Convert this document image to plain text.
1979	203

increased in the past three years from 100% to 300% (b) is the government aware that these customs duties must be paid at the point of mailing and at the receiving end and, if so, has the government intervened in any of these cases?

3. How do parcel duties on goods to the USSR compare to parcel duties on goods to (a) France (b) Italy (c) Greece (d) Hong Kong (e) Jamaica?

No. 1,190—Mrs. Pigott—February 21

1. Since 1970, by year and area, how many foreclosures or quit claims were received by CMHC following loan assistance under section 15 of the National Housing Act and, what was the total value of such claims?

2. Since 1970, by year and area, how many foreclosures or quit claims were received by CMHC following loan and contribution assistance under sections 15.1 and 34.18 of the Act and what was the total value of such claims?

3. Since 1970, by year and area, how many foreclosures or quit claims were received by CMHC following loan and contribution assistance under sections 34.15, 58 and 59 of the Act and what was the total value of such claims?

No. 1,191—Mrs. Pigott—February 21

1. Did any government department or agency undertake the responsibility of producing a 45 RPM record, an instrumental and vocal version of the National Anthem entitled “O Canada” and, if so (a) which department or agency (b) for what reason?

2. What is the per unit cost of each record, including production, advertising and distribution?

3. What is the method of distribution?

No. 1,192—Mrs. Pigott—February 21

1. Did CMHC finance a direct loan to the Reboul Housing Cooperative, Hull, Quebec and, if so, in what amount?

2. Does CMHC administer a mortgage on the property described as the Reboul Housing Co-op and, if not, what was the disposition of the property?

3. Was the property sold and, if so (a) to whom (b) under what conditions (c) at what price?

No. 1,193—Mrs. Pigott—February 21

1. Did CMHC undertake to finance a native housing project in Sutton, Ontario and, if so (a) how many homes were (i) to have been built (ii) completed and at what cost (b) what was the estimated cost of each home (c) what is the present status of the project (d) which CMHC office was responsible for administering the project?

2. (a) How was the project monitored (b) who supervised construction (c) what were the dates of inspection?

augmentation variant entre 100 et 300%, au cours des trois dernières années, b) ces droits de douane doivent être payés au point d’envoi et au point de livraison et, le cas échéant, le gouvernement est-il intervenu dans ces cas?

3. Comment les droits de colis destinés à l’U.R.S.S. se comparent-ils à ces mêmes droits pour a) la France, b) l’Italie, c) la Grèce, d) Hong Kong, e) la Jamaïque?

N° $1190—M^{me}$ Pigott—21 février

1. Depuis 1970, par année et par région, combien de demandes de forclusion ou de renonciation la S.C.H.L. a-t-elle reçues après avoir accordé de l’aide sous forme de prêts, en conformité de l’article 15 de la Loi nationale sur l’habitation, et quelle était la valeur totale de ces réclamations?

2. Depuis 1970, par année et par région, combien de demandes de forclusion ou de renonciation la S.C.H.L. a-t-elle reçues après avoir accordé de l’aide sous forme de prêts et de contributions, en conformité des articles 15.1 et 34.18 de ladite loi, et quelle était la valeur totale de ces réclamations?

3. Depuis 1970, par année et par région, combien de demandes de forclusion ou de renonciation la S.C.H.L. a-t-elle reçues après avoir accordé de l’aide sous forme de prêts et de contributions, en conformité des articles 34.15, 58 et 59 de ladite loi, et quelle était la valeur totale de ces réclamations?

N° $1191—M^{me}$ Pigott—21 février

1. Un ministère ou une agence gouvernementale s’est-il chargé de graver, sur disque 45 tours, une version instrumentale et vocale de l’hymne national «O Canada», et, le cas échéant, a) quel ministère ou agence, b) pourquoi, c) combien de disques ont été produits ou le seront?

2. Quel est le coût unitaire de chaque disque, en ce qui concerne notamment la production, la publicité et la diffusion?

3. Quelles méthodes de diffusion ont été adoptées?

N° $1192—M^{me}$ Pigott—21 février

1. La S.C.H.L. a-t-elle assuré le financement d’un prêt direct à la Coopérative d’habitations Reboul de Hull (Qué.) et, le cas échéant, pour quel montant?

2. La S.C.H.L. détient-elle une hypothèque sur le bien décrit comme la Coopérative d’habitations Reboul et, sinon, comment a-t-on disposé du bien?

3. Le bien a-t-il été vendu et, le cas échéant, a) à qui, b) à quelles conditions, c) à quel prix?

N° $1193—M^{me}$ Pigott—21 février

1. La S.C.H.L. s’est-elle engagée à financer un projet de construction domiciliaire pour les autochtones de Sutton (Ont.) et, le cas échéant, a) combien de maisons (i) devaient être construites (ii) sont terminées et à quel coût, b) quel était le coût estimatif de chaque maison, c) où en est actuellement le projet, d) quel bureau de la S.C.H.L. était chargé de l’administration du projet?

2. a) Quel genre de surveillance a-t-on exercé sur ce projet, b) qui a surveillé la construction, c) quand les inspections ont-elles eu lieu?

● PROBLEM TO SOLVE
Restate the listing above word for word.

● EXPECTED ANSWER
Convert this document image to plain text.
1979	203

increased in the past three years from 100% to 300% (b) is the government aware that these customs duties must be paid at the point of mailing and at the receiving end and, if so, has the government intervened in any of these cases?

3. How do parcel duties on goods to the USSR compare to parcel duties on goods to (a) France (b) Italy (c) Greece (d) Hong Kong (e) Jamaica?

No. 1,190—Mrs. Pigott—February 21

1. Since 1970, by year and area, how many foreclosures or quit claims were received by CMHC following loan assistance under section 15 of the National Housing Act and, what was the total value of such claims?

2. Since 1970, by year and area, how many foreclosures or quit claims were received by CMHC following loan and contribution assistance under sections 15.1 and 34.18 of the Act and what was the total value of such claims?

3. Since 1970, by year and area, how many foreclosures or quit claims were received by CMHC following loan and contribution assistance under sections 34.15, 58 and 59 of the Act and what was the total value of such claims?

No. 1,191—Mrs. Pigott—February 21

1. Did any government department or agency undertake the responsibility of producing a 45 RPM record, an instrumental and vocal version of the National Anthem entitled “O Canada” and, if so (a) which department or agency (b) for what reason?

2. What is the per unit cost of each record, including production, advertising and distribution?

3. What is the method of distribution?

No. 1,192—Mrs. Pigott—February 21

1. Did CMHC finance a direct loan to the Reboul Housing Cooperative, Hull, Quebec and, if so, in what amount?

2. Does CMHC administer a mortgage on the property described as the Reboul Housing Co-op and, if not, what was the disposition of the property?

3. Was the property sold and, if so (a) to whom (b) under what conditions (c) at what price?

No. 1,193—Mrs. Pigott—February 21

1. Did CMHC undertake to finance a native housing project in Sutton, Ontario and, if so (a) how many homes were (i) to have been built (ii) completed and at what cost (b) what was the estimated cost of each home (c) what is the present status of the project (d) which CMHC office was responsible for administering the project?

2. (a) How was the project monitored (b) who supervised construction (c) what were the dates of inspection?

augmentation variant entre 100 et 300%, au cours des trois dernières années, b) ces droits de douane doivent être payés au point d’envoi et au point de livraison et, le cas échéant, le gouvernement est-il intervenu dans ces cas?

3. Comment les droits de colis destinés à l’U.R.S.S. se comparent-ils à ces mêmes droits pour a) la France, b) l’Italie, c) la Grèce, d) Hong Kong, e) la Jamaïque?

N° $1190—M^{me}$ Pigott—21 février

1. Depuis 1970, par année et par région, combien de demandes de forclusion ou de renonciation la S.C.H.L. a-t-elle reçues après avoir accordé de l’aide sous forme de prêts, en conformité de l’article 15 de la Loi nationale sur l’habitation, et quelle était la valeur totale de ces réclamations?

2. Depuis 1970, par année et par région, combien de demandes de forclusion ou de renonciation la S.C.H.L. a-t-elle reçues après avoir accordé de l’aide sous forme de prêts et de contributions, en conformité des articles 15.1 et 34.18 de ladite loi, et quelle était la valeur totale de ces réclamations?

3. Depuis 1970, par année et par région, combien de demandes de forclusion ou de renonciation la S.C.H.L. a-t-elle reçues après avoir accordé de l’aide sous forme de prêts et de contributions, en conformité des articles 34.15, 58 et 59 de ladite loi, et quelle était la valeur totale de ces réclamations?

N° $1191—M^{me}$ Pigott—21 février

1. Un ministère ou une agence gouvernementale s’est-il chargé de graver, sur disque 45 tours, une version instrumentale et vocale de l’hymne national «O Canada», et, le cas échéant, a) quel ministère ou agence, b) pourquoi, c) combien de disques ont été produits ou le seront?

2. Quel est le coût unitaire de chaque disque, en ce qui concerne notamment la production, la publicité et la diffusion?

3. Quelles méthodes de diffusion ont été adoptées?

N° $1192—M^{me}$ Pigott—21 février

1. La S.C.H.L. a-t-elle assuré le financement d’un prêt direct à la Coopérative d’habitations Reboul de Hull (Qué.) et, le cas échéant, pour quel montant?

2. La S.C.H.L. détient-elle une hypothèque sur le bien décrit comme la Coopérative d’habitations Reboul et, sinon, comment a-t-on disposé du bien?

3. Le bien a-t-il été vendu et, le cas échéant, a) à qui, b) à quelles conditions, c) à quel prix?

N° $1193—M^{me}$ Pigott—21 février

1. La S.C.H.L. s’est-elle engagée à financer un projet de construction domiciliaire pour les autochtones de Sutton (Ont.) et, le cas échéant, a) combien de maisons (i) devaient être construites (ii) sont terminées et à quel coût, b) quel était le coût estimatif de chaque maison, c) où en est actuellement le projet, d) quel bureau de la S.C.H.L. était chargé de l’administration du projet?

2. a) Quel genre de surveillance a-t-on exercé sur ce projet, b) qui a surveillé la construction, c) quand les inspections ont-elles eu lieu?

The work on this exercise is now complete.